How to complete this task — Keep only those lines of the records that include the string "wiki".

Data shown —
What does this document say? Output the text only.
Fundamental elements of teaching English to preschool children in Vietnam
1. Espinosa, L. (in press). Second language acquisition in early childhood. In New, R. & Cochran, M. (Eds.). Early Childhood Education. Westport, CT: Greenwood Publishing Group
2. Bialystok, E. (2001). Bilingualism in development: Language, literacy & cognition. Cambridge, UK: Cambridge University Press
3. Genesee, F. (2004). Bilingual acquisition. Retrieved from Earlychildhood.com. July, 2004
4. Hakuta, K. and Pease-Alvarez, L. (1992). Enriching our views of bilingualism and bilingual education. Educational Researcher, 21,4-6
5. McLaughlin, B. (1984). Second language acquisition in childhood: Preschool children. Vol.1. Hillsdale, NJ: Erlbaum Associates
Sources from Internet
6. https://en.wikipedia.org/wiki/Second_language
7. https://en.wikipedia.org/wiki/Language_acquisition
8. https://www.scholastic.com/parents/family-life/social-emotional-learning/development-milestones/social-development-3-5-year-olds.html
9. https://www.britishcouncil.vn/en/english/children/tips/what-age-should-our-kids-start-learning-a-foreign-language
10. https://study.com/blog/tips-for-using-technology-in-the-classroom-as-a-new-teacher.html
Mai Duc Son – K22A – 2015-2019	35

Your solution —
6. https://en.wikipedia.org/wiki/Second_language
7. https://en.wikipedia.org/wiki/Language_acquisition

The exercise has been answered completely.